======== Material supplied ========

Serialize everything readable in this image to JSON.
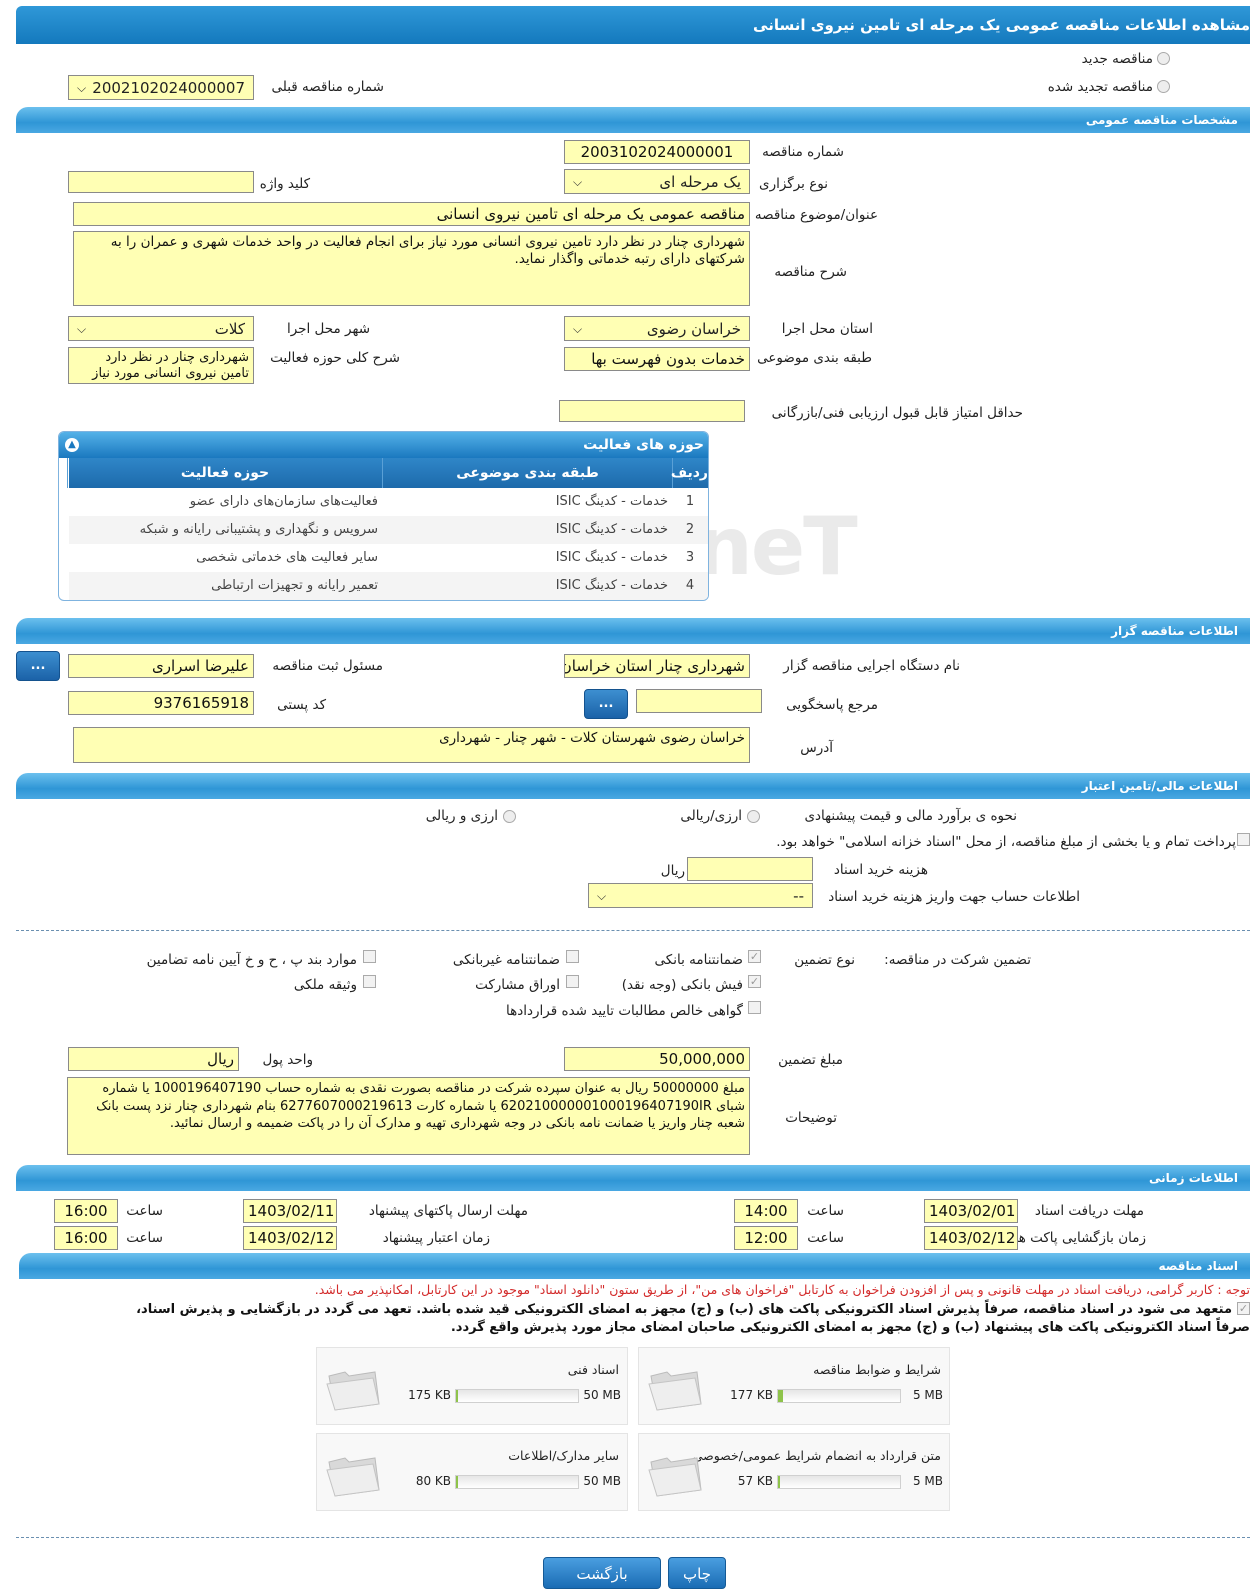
{
  "page_title": "مشاهده اطلاعات مناقصه عمومی یک مرحله ای تامین نیروی انسانی",
  "tender_type": {
    "new_label": "مناقصه جدید",
    "renewed_label": "مناقصه تجدید شده",
    "previous_number_label": "شماره مناقصه قبلی",
    "previous_number": "2002102024000007"
  },
  "general": {
    "header": "مشخصات مناقصه عمومی",
    "number_label": "شماره مناقصه",
    "number": "2003102024000001",
    "type_label": "نوع برگزاری",
    "type": "یک مرحله ای",
    "keyword_label": "کلید واژه",
    "keyword": "",
    "subject_label": "عنوان/موضوع مناقصه",
    "subject": "مناقصه عمومی یک مرحله ای تامین نیروی انسانی",
    "desc_label": "شرح مناقصه",
    "desc": "شهرداری چنار در نظر دارد تامین نیروی انسانی مورد نیاز برای انجام فعالیت در واحد خدمات شهری و عمران را به شرکتهای دارای رتبه خدماتی واگذار نماید.",
    "province_label": "استان محل اجرا",
    "province": "خراسان رضوی",
    "city_label": "شهر محل اجرا",
    "city": "کلات",
    "category_label": "طبقه بندی موضوعی",
    "category": "خدمات بدون فهرست بها",
    "scope_label": "شرح کلی حوزه فعالیت",
    "scope": "شهرداری چنار در نظر دارد تامین نیروی انسانی مورد نیاز",
    "min_score_label": "حداقل امتیاز قابل قبول ارزیابی فنی/بازرگانی",
    "min_score": ""
  },
  "activities": {
    "header": "حوزه های فعالیت",
    "columns": [
      "ردیف",
      "طبقه بندی موضوعی",
      "حوزه فعالیت"
    ],
    "rows": [
      [
        "1",
        "خدمات - کدینگ ISIC",
        "فعالیت‌های سازمان‌های دارای عضو"
      ],
      [
        "2",
        "خدمات - کدینگ ISIC",
        "سرویس و نگهداری و پشتیبانی رایانه و شبکه"
      ],
      [
        "3",
        "خدمات - کدینگ ISIC",
        "سایر فعالیت های خدماتی شخصی"
      ],
      [
        "4",
        "خدمات - کدینگ ISIC",
        "تعمیر رایانه و تجهیزات ارتباطی"
      ]
    ]
  },
  "organizer": {
    "header": "اطلاعات مناقصه گزار",
    "org_label": "نام دستگاه اجرایی مناقصه گزار",
    "org": "شهرداری چنار استان خراسان",
    "resp_label": "مسئول ثبت مناقصه",
    "resp": "علیرضا اسراری",
    "ref_label": "مرجع پاسخگویی",
    "ref": "",
    "postal_label": "کد پستی",
    "postal": "9376165918",
    "address_label": "آدرس",
    "address": "خراسان رضوی شهرستان کلات - شهر چنار - شهرداری",
    "dots": "..."
  },
  "finance": {
    "header": "اطلاعات مالی/تامین اعتبار",
    "estimate_label": "نحوه ی برآورد مالی و قیمت پیشنهادی",
    "opt1": "ارزی/ریالی",
    "opt2": "ارزی و ریالی",
    "treasury_label": "پرداخت تمام و یا بخشی از مبلغ مناقصه، از محل \"اسناد خزانه اسلامی\" خواهد بود.",
    "doc_cost_label": "هزینه خرید اسناد",
    "doc_cost": "",
    "rial": "ریال",
    "account_label": "اطلاعات حساب جهت واریز هزینه خرید اسناد",
    "account": "--"
  },
  "guarantee": {
    "label": "تضمین شرکت در مناقصه:",
    "type_label": "نوع تضمین",
    "opts": [
      "ضمانتنامه بانکی",
      "ضمانتنامه غیربانکی",
      "موارد بند پ ، ح و خ آیین نامه تضامین",
      "فیش بانکی (وجه نقد)",
      "اوراق مشارکت",
      "وثیقه ملکی",
      "گواهی خالص مطالبات تایید شده قراردادها"
    ],
    "amount_label": "مبلغ تضمین",
    "amount": "50,000,000",
    "currency_label": "واحد پول",
    "currency": "ریال",
    "notes_label": "توضیحات",
    "notes": "مبلغ 50000000 ریال به عنوان سپرده شرکت در مناقصه بصورت  نقدی به شماره حساب 1000196407190  یا شماره شبای 620210000001000196407190IR  یا شماره کارت 6277607000219613 بنام شهرداری چنار  نزد پست بانک شعبه چنار واریز یا ضمانت نامه بانکی در وجه شهرداری تهیه و مدارک آن را در پاکت ضمیمه و ارسال نمائید."
  },
  "timing": {
    "header": "اطلاعات زمانی",
    "doc_receive_label": "مهلت دریافت اسناد",
    "doc_receive": "1403/02/01",
    "doc_receive_time": "14:00",
    "send_label": "مهلت ارسال پاکتهای پیشنهاد",
    "send": "1403/02/11",
    "send_time": "16:00",
    "open_label": "زمان بازگشایی پاکت ها",
    "open": "1403/02/12",
    "open_time": "12:00",
    "valid_label": "زمان اعتبار پیشنهاد",
    "valid": "1403/02/12",
    "valid_time": "16:00",
    "time_label": "ساعت"
  },
  "docs": {
    "header": "اسناد مناقصه",
    "notice": "توجه : کاربر گرامی، دریافت اسناد در مهلت قانونی و پس از افزودن فراخوان به کارتابل \"فراخوان های من\"، از طریق ستون \"دانلود اسناد\" موجود در این کارتابل، امکانپذیر می باشد.",
    "commit1": "متعهد می شود در اسناد مناقصه، صرفاً پذیرش اسناد الکترونیکی پاکت های (ب) و (ج) مجهز به امضای الکترونیکی قید شده باشد. تعهد می گردد در بازگشایی و پذیرش اسناد،",
    "commit2": "صرفاً اسناد الکترونیکی پاکت های پیشنهاد (ب) و (ج) مجهز به امضای الکترونیکی صاحبان امضای مجاز مورد پذیرش واقع گردد.",
    "files": [
      {
        "title": "شرایط و ضوابط مناقصه",
        "size": "177 KB",
        "max": "5 MB",
        "fill": 0.04
      },
      {
        "title": "اسناد فنی",
        "size": "175 KB",
        "max": "50 MB",
        "fill": 0.01
      },
      {
        "title": "متن قرارداد به انضمام شرایط عمومی/خصوصی",
        "size": "57 KB",
        "max": "5 MB",
        "fill": 0.015
      },
      {
        "title": "سایر مدارک/اطلاعات",
        "size": "80 KB",
        "max": "50 MB",
        "fill": 0.005
      }
    ]
  },
  "buttons": {
    "print": "چاپ",
    "back": "بازگشت"
  },
  "watermark": "AriaTender.neT"
}
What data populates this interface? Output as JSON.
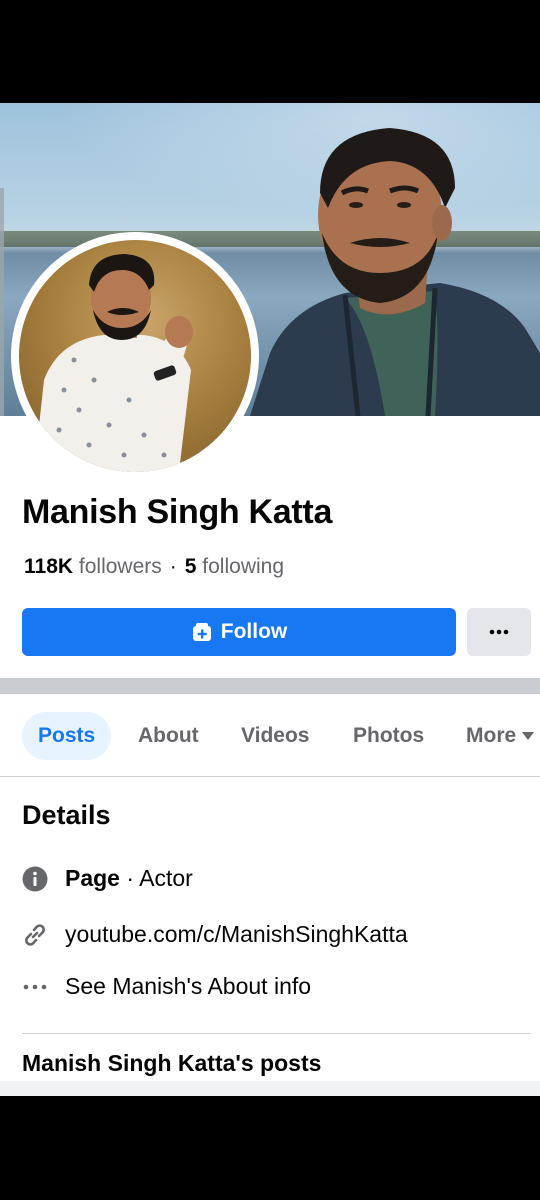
{
  "profile": {
    "name": "Manish Singh Katta",
    "followers_count": "118K",
    "followers_label": "followers",
    "following_count": "5",
    "following_label": "following"
  },
  "actions": {
    "follow_label": "Follow",
    "more_label": "•••"
  },
  "tabs": [
    {
      "label": "Posts",
      "active": true
    },
    {
      "label": "About",
      "active": false
    },
    {
      "label": "Videos",
      "active": false
    },
    {
      "label": "Photos",
      "active": false
    },
    {
      "label": "More",
      "active": false
    }
  ],
  "details": {
    "title": "Details",
    "category_prefix": "Page",
    "category_value": "· Actor",
    "link": "youtube.com/c/ManishSinghKatta",
    "about_link": "See Manish's About info"
  },
  "posts_section_title": "Manish Singh Katta's posts",
  "colors": {
    "accent": "#1877f2",
    "tab_active_bg": "#e7f3ff",
    "secondary_text": "#65676b",
    "button_gray": "#e4e6eb"
  },
  "icons": {
    "follow": "follow-plus-icon",
    "category": "info-icon",
    "link": "link-icon",
    "about": "ellipsis-icon",
    "tab_more": "caret-down-icon"
  }
}
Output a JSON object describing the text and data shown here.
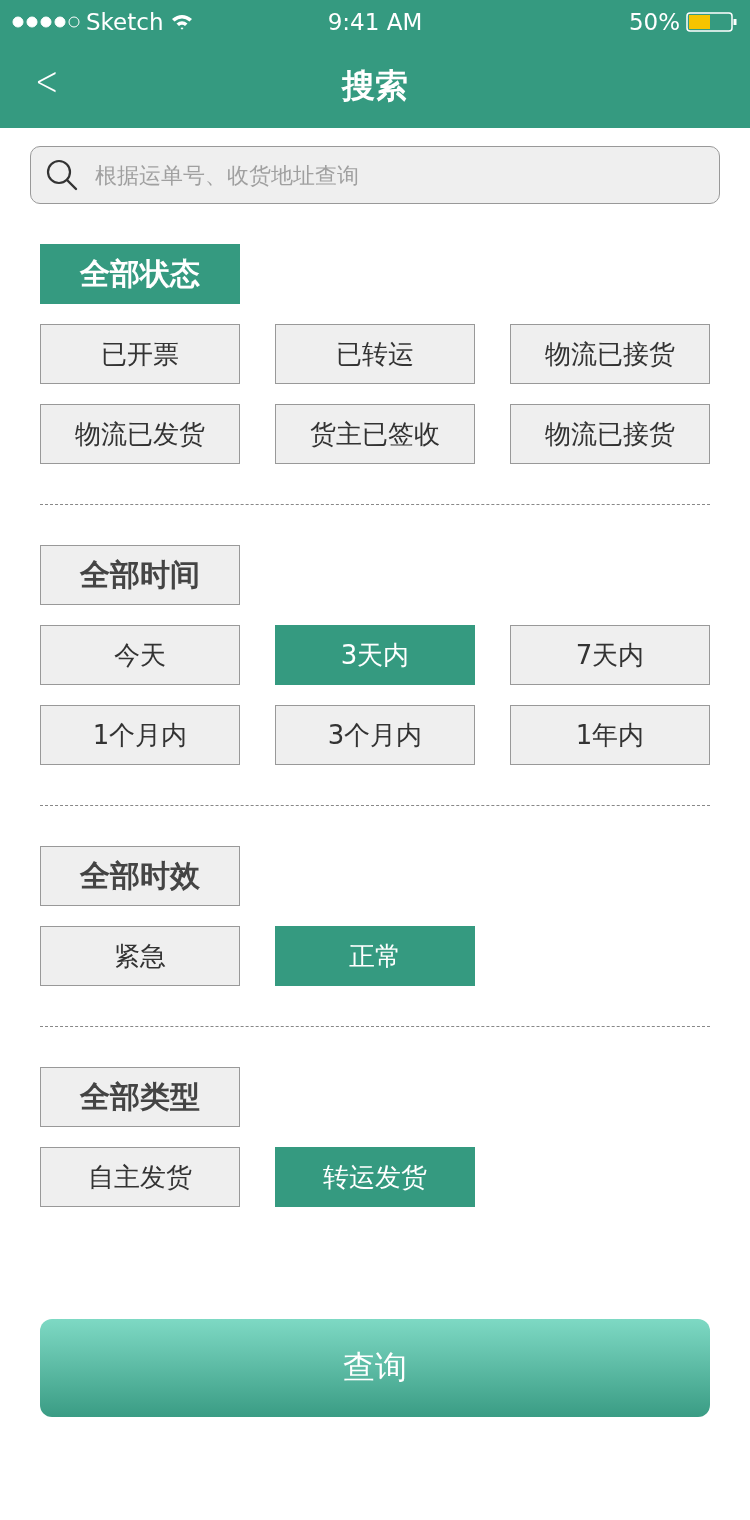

========

- [Stated problem]
Set every line down exactly as written, leaving each picture out.

- [Answer]
Serialize everything readable in this image to JSON.
{
  "page_title": "مشاهده اطلاعات مناقصه عمومی یک مرحله ای تامین نیروی انسانی",
  "tender_type": {
    "new_label": "مناقصه جدید",
    "renewed_label": "مناقصه تجدید شده",
    "previous_number_label": "شماره مناقصه قبلی",
    "previous_number": "2002102024000007"
  },
  "general": {
    "header": "مشخصات مناقصه عمومی",
    "number_label": "شماره مناقصه",
    "number": "2003102024000001",
    "type_label": "نوع برگزاری",
    "type": "یک مرحله ای",
    "keyword_label": "کلید واژه",
    "keyword": "",
    "subject_label": "عنوان/موضوع مناقصه",
    "subject": "مناقصه عمومی یک مرحله ای تامین نیروی انسانی",
    "desc_label": "شرح مناقصه",
    "desc": "شهرداری چنار در نظر دارد تامین نیروی انسانی مورد نیاز برای انجام فعالیت در واحد خدمات شهری و عمران را به شرکتهای دارای رتبه خدماتی واگذار نماید.",
    "province_label": "استان محل اجرا",
    "province": "خراسان رضوی",
    "city_label": "شهر محل اجرا",
    "city": "کلات",
    "category_label": "طبقه بندی موضوعی",
    "category": "خدمات بدون فهرست بها",
    "scope_label": "شرح کلی حوزه فعالیت",
    "scope": "شهرداری چنار در نظر دارد تامین نیروی انسانی مورد نیاز",
    "min_score_label": "حداقل امتیاز قابل قبول ارزیابی فنی/بازرگانی",
    "min_score": ""
  },
  "activities": {
    "header": "حوزه های فعالیت",
    "columns": [
      "ردیف",
      "طبقه بندی موضوعی",
      "حوزه فعالیت"
    ],
    "rows": [
      [
        "1",
        "خدمات - کدینگ ISIC",
        "فعالیت‌های سازمان‌های دارای عضو"
      ],
      [
        "2",
        "خدمات - کدینگ ISIC",
        "سرویس و نگهداری و پشتیبانی رایانه و شبکه"
      ],
      [
        "3",
        "خدمات - کدینگ ISIC",
        "سایر فعالیت های خدماتی شخصی"
      ],
      [
        "4",
        "خدمات - کدینگ ISIC",
        "تعمیر رایانه و تجهیزات ارتباطی"
      ]
    ]
  },
  "organizer": {
    "header": "اطلاعات مناقصه گزار",
    "org_label": "نام دستگاه اجرایی مناقصه گزار",
    "org": "شهرداری چنار استان خراسان",
    "resp_label": "مسئول ثبت مناقصه",
    "resp": "علیرضا اسراری",
    "ref_label": "مرجع پاسخگویی",
    "ref": "",
    "postal_label": "کد پستی",
    "postal": "9376165918",
    "address_label": "آدرس",
    "address": "خراسان رضوی شهرستان کلات - شهر چنار - شهرداری",
    "dots": "..."
  },
  "finance": {
    "header": "اطلاعات مالی/تامین اعتبار",
    "estimate_label": "نحوه ی برآورد مالی و قیمت پیشنهادی",
    "opt1": "ارزی/ریالی",
    "opt2": "ارزی و ریالی",
    "treasury_label": "پرداخت تمام و یا بخشی از مبلغ مناقصه، از محل \"اسناد خزانه اسلامی\" خواهد بود.",
    "doc_cost_label": "هزینه خرید اسناد",
    "doc_cost": "",
    "rial": "ریال",
    "account_label": "اطلاعات حساب جهت واریز هزینه خرید اسناد",
    "account": "--"
  },
  "guarantee": {
    "label": "تضمین شرکت در مناقصه:",
    "type_label": "نوع تضمین",
    "opts": [
      "ضمانتنامه بانکی",
      "ضمانتنامه غیربانکی",
      "موارد بند پ ، ح و خ آیین نامه تضامین",
      "فیش بانکی (وجه نقد)",
      "اوراق مشارکت",
      "وثیقه ملکی",
      "گواهی خالص مطالبات تایید شده قراردادها"
    ],
    "amount_label": "مبلغ تضمین",
    "amount": "50,000,000",
    "currency_label": "واحد پول",
    "currency": "ریال",
    "notes_label": "توضیحات",
    "notes": "مبلغ 50000000 ریال به عنوان سپرده شرکت در مناقصه بصورت  نقدی به شماره حساب 1000196407190  یا شماره شبای 620210000001000196407190IR  یا شماره کارت 6277607000219613 بنام شهرداری چنار  نزد پست بانک شعبه چنار واریز یا ضمانت نامه بانکی در وجه شهرداری تهیه و مدارک آن را در پاکت ضمیمه و ارسال نمائید."
  },
  "timing": {
    "header": "اطلاعات زمانی",
    "doc_receive_label": "مهلت دریافت اسناد",
    "doc_receive": "1403/02/01",
    "doc_receive_time": "14:00",
    "send_label": "مهلت ارسال پاکتهای پیشنهاد",
    "send": "1403/02/11",
    "send_time": "16:00",
    "open_label": "زمان بازگشایی پاکت ها",
    "open": "1403/02/12",
    "open_time": "12:00",
    "valid_label": "زمان اعتبار پیشنهاد",
    "valid": "1403/02/12",
    "valid_time": "16:00",
    "time_label": "ساعت"
  },
  "docs": {
    "header": "اسناد مناقصه",
    "notice": "توجه : کاربر گرامی، دریافت اسناد در مهلت قانونی و پس از افزودن فراخوان به کارتابل \"فراخوان های من\"، از طریق ستون \"دانلود اسناد\" موجود در این کارتابل، امکانپذیر می باشد.",
    "commit1": "متعهد می شود در اسناد مناقصه، صرفاً پذیرش اسناد الکترونیکی پاکت های (ب) و (ج) مجهز به امضای الکترونیکی قید شده باشد. تعهد می گردد در بازگشایی و پذیرش اسناد،",
    "commit2": "صرفاً اسناد الکترونیکی پاکت های پیشنهاد (ب) و (ج) مجهز به امضای الکترونیکی صاحبان امضای مجاز مورد پذیرش واقع گردد.",
    "files": [
      {
        "title": "شرایط و ضوابط مناقصه",
        "size": "177 KB",
        "max": "5 MB",
        "fill": 0.04
      },
      {
        "title": "اسناد فنی",
        "size": "175 KB",
        "max": "50 MB",
        "fill": 0.01
      },
      {
        "title": "متن قرارداد به انضمام شرایط عمومی/خصوصی",
        "size": "57 KB",
        "max": "5 MB",
        "fill": 0.015
      },
      {
        "title": "سایر مدارک/اطلاعات",
        "size": "80 KB",
        "max": "50 MB",
        "fill": 0.005
      }
    ]
  },
  "buttons": {
    "print": "چاپ",
    "back": "بازگشت"
  },
  "watermark": "AriaTender.neT"
}
What data populates this interface? Output as JSON.
{
  "profile": {
    "name": "Manish Singh Katta",
    "followers_count": "118K",
    "followers_label": "followers",
    "following_count": "5",
    "following_label": "following"
  },
  "actions": {
    "follow_label": "Follow",
    "more_label": "•••"
  },
  "tabs": [
    {
      "label": "Posts",
      "active": true
    },
    {
      "label": "About",
      "active": false
    },
    {
      "label": "Videos",
      "active": false
    },
    {
      "label": "Photos",
      "active": false
    },
    {
      "label": "More",
      "active": false
    }
  ],
  "details": {
    "title": "Details",
    "category_prefix": "Page",
    "category_value": "· Actor",
    "link": "youtube.com/c/ManishSinghKatta",
    "about_link": "See Manish's About info"
  },
  "posts_section_title": "Manish Singh Katta's posts",
  "colors": {
    "accent": "#1877f2",
    "tab_active_bg": "#e7f3ff",
    "secondary_text": "#65676b",
    "button_gray": "#e4e6eb"
  },
  "icons": {
    "follow": "follow-plus-icon",
    "category": "info-icon",
    "link": "link-icon",
    "about": "ellipsis-icon",
    "tab_more": "caret-down-icon"
  }
}
Output a JSON object describing the text and data shown here.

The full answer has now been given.